● **Provided records**

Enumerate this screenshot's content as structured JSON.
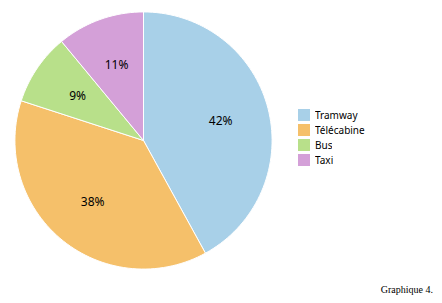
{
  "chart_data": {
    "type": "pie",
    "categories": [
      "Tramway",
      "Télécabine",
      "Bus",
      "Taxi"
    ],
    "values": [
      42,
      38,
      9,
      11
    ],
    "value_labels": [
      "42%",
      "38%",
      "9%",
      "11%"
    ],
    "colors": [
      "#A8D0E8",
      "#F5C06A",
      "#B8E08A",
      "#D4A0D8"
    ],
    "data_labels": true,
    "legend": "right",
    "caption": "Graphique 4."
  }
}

...

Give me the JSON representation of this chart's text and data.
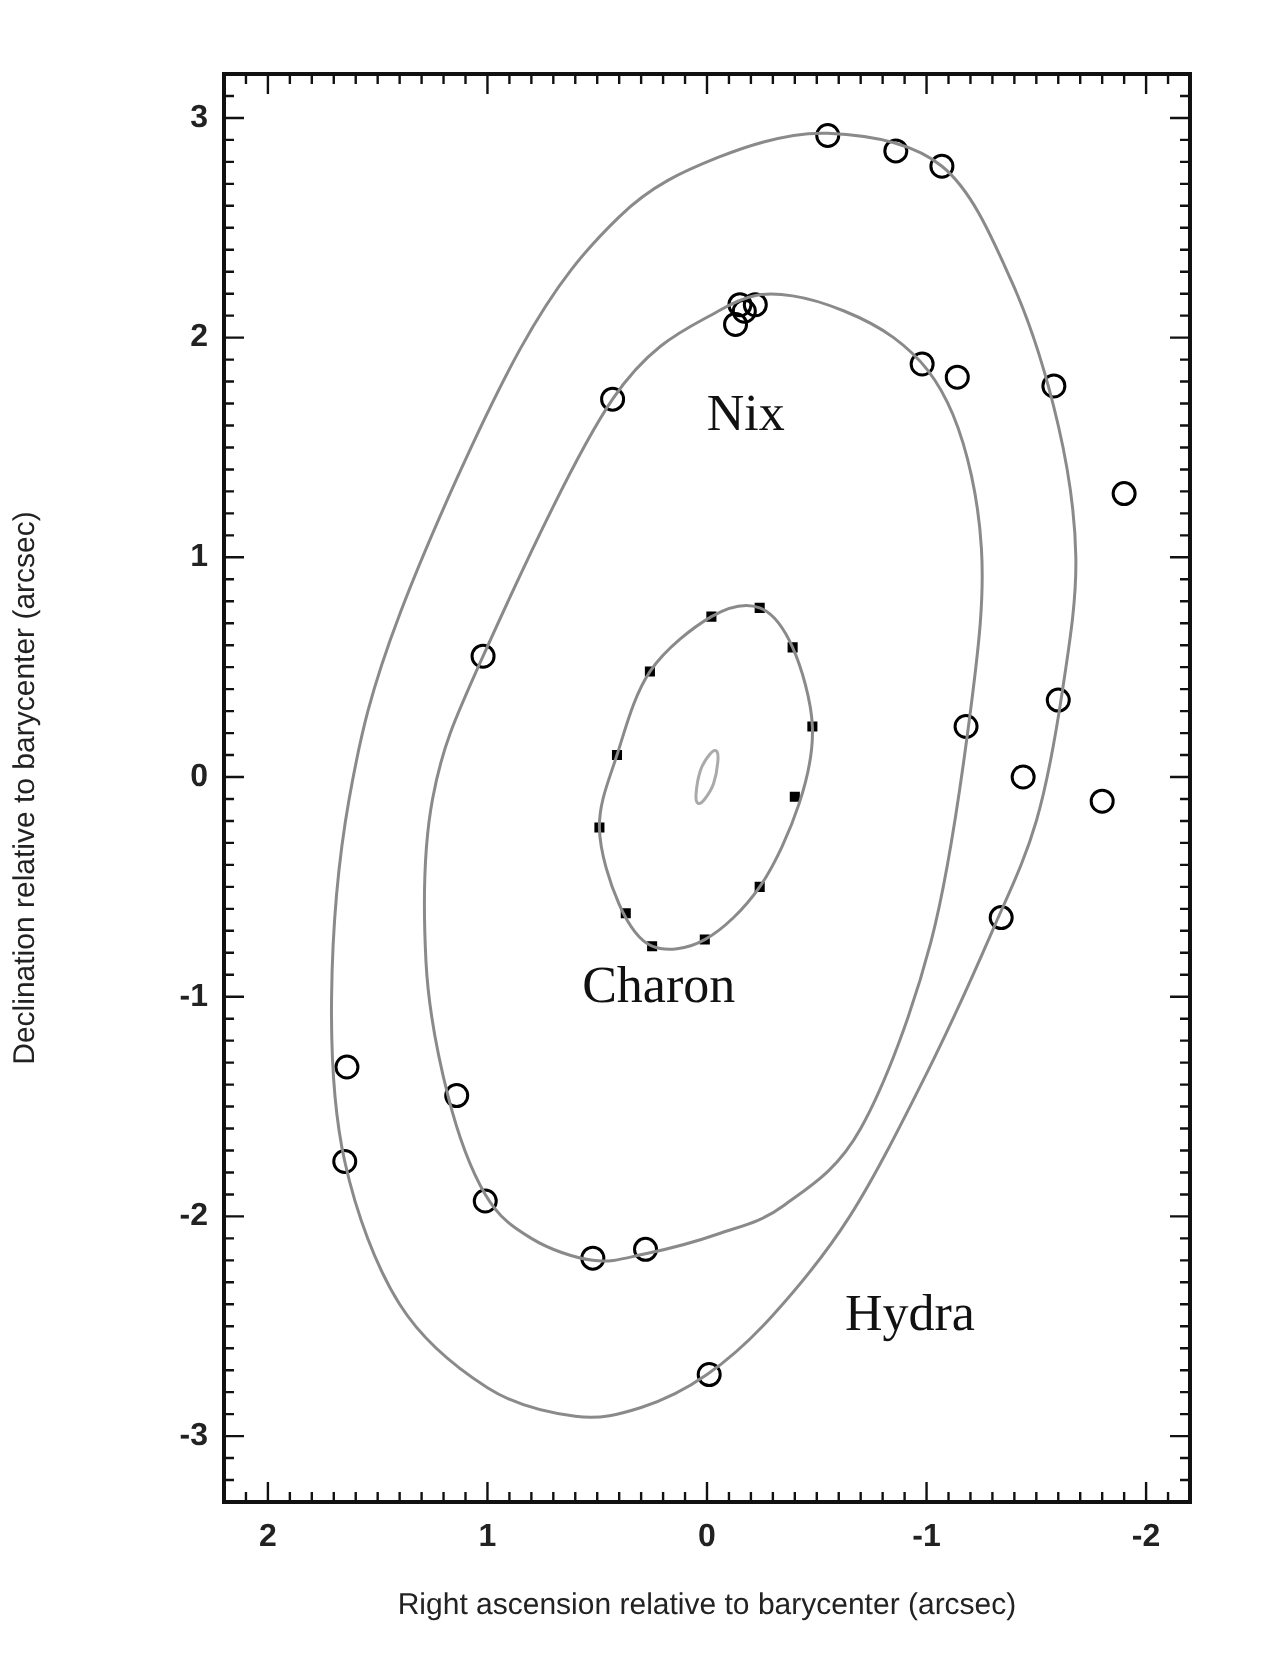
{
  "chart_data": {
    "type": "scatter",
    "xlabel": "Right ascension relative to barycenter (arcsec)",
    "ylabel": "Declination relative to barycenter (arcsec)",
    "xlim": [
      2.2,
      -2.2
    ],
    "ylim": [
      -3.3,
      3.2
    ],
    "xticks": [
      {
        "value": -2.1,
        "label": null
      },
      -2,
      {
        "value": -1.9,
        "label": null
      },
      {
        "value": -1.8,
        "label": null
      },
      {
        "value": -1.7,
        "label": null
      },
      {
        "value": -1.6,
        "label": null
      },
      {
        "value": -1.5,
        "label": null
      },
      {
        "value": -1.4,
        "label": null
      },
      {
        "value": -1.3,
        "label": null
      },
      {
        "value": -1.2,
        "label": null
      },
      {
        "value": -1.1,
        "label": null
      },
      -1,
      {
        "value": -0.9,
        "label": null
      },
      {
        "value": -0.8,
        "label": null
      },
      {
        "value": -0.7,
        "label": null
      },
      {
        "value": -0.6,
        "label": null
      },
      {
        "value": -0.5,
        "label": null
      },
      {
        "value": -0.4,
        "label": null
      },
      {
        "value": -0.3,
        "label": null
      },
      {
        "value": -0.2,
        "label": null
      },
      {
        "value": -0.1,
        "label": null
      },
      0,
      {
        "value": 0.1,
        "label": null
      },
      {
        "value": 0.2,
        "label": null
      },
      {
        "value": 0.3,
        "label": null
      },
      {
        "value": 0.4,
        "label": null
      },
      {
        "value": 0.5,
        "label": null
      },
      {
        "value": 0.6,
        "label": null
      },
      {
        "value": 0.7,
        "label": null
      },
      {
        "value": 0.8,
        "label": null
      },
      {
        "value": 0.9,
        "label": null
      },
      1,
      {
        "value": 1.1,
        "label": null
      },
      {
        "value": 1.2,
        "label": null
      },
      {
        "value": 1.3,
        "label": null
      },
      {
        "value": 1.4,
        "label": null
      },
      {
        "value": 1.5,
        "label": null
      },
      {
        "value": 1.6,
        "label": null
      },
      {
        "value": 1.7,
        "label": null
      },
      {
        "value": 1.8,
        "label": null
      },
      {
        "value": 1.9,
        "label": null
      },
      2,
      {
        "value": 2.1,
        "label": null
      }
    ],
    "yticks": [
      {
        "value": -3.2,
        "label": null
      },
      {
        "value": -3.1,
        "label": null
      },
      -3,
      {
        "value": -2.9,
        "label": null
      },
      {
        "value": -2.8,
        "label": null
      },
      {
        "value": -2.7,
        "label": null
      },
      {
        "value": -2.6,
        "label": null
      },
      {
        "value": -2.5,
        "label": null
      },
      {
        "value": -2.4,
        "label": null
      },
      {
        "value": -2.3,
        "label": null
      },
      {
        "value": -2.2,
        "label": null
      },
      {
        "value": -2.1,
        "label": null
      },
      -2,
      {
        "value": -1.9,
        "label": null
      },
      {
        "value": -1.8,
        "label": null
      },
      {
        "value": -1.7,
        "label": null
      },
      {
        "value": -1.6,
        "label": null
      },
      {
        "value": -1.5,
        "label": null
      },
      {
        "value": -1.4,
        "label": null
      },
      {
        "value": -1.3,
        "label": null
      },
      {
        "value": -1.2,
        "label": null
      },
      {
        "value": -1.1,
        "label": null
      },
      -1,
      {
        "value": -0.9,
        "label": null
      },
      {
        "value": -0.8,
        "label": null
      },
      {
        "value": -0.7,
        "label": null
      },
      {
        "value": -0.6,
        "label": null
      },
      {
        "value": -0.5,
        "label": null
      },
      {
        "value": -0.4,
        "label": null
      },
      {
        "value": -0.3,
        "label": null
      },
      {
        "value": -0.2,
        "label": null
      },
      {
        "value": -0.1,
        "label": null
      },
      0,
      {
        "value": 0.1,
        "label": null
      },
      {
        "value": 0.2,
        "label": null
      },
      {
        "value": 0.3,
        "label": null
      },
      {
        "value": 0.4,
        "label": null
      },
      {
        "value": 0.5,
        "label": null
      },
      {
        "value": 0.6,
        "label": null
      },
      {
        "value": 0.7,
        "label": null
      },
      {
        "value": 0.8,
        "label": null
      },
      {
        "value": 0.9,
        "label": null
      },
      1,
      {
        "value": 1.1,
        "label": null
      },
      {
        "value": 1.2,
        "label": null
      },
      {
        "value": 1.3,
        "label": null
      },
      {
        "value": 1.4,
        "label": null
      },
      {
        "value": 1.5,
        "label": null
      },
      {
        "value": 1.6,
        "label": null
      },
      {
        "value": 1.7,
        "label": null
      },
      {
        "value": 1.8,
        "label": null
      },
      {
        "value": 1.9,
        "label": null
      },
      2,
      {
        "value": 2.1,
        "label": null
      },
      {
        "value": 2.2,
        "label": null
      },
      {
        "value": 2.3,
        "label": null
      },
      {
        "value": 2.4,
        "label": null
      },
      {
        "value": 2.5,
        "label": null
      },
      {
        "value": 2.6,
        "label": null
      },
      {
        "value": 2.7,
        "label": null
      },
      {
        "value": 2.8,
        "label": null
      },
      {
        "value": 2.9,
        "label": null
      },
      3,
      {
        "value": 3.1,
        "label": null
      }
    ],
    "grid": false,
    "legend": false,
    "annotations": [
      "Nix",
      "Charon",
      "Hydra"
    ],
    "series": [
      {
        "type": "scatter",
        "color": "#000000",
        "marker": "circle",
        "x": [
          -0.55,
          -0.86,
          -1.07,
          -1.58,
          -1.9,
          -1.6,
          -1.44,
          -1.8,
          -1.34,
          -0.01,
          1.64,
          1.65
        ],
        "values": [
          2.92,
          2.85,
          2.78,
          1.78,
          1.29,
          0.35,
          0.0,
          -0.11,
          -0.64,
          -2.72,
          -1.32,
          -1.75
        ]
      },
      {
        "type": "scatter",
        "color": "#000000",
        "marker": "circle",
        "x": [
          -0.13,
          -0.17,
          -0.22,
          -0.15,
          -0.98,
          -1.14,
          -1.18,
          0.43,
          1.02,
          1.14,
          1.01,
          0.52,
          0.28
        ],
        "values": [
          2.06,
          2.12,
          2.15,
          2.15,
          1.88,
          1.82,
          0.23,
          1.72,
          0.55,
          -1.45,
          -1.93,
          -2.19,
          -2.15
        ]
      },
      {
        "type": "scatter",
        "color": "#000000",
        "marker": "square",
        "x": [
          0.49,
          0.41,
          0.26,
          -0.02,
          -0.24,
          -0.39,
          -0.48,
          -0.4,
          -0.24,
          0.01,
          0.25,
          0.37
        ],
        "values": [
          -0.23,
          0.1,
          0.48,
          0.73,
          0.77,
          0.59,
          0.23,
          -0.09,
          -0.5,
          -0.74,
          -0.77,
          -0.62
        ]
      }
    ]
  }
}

* * *

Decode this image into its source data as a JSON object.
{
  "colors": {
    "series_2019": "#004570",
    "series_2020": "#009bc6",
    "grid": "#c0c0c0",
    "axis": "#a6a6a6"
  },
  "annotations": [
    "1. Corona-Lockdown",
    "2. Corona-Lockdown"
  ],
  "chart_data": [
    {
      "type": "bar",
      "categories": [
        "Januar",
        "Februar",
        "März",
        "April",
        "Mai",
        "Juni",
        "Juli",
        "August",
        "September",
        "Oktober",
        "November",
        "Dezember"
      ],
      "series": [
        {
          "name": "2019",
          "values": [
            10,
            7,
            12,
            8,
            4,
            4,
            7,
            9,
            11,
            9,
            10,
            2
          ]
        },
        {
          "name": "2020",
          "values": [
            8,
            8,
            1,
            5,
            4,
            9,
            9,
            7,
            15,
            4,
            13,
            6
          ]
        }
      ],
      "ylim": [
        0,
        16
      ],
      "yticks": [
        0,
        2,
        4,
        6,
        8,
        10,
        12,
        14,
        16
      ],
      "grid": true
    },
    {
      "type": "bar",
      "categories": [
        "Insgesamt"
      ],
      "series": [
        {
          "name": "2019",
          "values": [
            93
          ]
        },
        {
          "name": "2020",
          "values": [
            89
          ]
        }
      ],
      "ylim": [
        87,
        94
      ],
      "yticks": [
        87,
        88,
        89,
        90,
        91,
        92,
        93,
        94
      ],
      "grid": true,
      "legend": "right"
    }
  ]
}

● **Set exercise**
Filter the entries and copy out every line with the word "legend".

● **Answer in full**
    "legend": "right",
    "legend": false,
      "legend": "right"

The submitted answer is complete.